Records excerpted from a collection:
╔══
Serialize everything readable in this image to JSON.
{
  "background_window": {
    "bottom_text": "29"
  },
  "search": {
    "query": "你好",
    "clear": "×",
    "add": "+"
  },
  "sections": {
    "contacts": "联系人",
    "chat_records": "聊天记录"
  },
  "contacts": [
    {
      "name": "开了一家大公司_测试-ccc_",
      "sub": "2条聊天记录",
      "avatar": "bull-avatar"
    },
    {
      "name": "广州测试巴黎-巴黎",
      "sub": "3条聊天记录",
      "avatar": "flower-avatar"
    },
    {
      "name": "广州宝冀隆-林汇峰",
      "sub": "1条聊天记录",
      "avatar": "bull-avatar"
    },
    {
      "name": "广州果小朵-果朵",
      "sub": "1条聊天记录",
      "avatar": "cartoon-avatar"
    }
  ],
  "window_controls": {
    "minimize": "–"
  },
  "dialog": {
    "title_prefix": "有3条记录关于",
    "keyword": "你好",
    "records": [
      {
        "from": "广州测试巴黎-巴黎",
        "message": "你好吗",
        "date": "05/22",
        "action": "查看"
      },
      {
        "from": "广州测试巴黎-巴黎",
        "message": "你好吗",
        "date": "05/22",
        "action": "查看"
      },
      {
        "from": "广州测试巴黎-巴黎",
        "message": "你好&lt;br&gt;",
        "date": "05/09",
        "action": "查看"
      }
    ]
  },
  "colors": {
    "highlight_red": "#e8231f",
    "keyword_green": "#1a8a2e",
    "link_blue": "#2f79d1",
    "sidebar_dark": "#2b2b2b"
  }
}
╚══
╔══
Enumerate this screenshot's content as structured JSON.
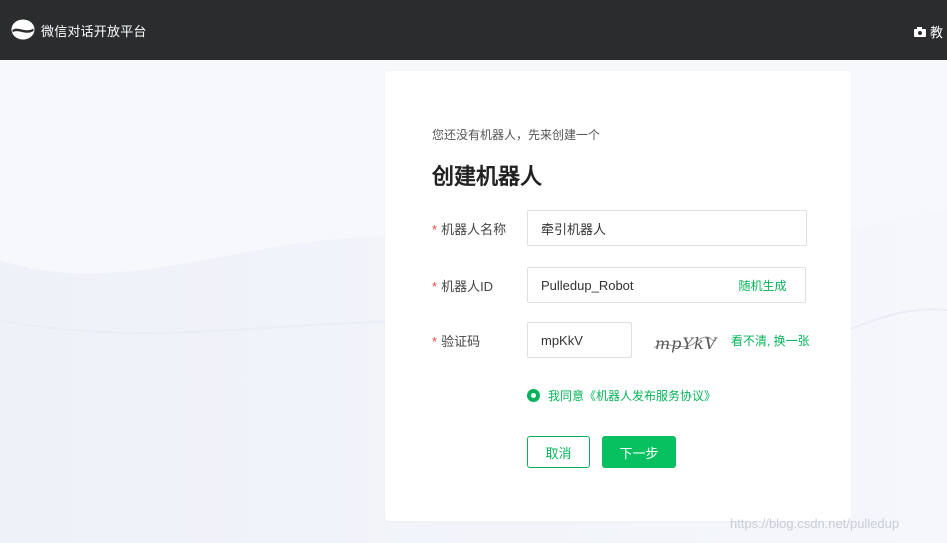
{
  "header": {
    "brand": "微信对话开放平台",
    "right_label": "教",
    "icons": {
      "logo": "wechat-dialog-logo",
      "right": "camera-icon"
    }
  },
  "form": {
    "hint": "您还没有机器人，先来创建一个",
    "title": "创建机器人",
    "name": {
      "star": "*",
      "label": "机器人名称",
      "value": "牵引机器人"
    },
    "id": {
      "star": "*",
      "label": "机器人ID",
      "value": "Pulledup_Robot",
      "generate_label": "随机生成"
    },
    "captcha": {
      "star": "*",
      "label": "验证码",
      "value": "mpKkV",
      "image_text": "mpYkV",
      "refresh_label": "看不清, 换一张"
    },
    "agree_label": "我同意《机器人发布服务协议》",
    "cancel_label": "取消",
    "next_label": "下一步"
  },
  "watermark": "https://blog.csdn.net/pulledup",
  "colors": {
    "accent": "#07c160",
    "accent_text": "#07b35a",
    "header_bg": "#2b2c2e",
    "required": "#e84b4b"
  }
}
╚══
╔══
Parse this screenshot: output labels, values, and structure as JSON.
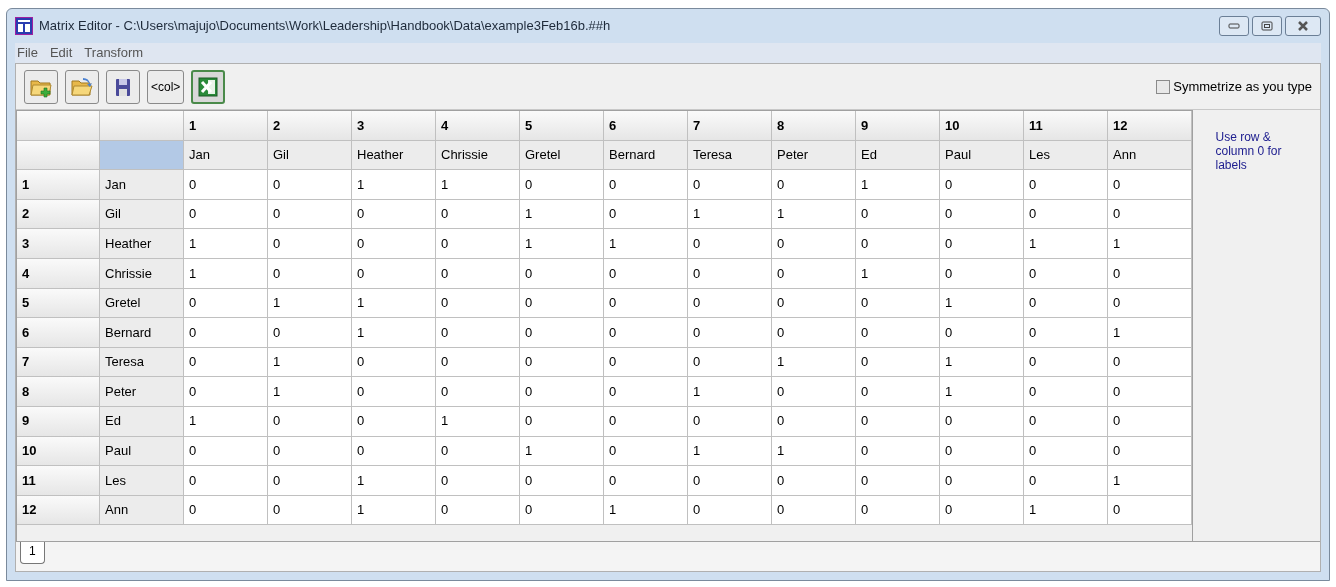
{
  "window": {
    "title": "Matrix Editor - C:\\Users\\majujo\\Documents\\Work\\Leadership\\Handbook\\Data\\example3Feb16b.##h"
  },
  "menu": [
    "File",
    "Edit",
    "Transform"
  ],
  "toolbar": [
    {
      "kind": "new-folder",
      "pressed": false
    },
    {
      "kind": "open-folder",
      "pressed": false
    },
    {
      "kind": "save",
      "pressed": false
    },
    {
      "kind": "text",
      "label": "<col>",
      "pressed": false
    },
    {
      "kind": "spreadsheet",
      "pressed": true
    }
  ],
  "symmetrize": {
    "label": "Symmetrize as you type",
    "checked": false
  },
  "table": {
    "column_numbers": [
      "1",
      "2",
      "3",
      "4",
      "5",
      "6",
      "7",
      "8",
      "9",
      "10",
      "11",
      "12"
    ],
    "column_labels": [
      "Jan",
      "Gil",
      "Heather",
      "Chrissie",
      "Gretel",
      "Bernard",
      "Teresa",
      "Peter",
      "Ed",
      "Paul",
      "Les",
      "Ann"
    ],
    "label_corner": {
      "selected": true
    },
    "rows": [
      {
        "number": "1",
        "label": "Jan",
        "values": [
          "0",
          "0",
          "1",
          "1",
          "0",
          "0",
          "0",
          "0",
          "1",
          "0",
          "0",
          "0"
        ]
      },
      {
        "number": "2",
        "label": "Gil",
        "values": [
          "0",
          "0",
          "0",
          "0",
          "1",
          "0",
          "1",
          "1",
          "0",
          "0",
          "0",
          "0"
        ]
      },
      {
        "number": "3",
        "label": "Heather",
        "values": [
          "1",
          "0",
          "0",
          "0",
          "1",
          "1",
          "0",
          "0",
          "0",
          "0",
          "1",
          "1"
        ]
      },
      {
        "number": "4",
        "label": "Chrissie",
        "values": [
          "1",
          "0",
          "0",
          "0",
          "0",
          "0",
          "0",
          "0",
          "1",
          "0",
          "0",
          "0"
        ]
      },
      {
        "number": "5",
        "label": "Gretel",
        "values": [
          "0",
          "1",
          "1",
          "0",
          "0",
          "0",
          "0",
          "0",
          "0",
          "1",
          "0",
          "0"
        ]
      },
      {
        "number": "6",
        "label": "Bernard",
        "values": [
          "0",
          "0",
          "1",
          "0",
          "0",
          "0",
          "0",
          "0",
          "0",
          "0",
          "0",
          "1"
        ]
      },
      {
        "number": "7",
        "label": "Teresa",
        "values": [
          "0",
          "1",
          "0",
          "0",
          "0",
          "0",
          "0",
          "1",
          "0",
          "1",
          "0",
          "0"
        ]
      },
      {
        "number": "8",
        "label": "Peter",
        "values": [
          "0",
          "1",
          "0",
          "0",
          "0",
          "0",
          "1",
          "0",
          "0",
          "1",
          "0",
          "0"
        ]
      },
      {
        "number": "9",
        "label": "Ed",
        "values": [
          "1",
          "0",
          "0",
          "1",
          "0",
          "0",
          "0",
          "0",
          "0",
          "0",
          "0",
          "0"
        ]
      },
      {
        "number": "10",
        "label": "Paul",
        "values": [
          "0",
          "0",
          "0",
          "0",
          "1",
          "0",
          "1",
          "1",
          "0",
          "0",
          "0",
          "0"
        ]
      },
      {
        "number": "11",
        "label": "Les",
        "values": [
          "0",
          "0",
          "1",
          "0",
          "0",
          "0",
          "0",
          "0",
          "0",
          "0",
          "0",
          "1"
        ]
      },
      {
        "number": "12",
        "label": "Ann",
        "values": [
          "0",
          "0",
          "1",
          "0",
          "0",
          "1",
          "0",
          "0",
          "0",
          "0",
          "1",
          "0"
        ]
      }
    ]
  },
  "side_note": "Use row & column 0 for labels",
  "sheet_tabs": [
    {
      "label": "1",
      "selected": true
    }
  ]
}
╚══
_Your goal_
Look for lines containing the string "name" and copy them all.

_Reply_
      "name": "开了一家大公司_测试-ccc_",
      "name": "广州测试巴黎-巴黎",
      "name": "广州宝冀隆-林汇峰",
      "name": "广州果小朵-果朵",
    "name": {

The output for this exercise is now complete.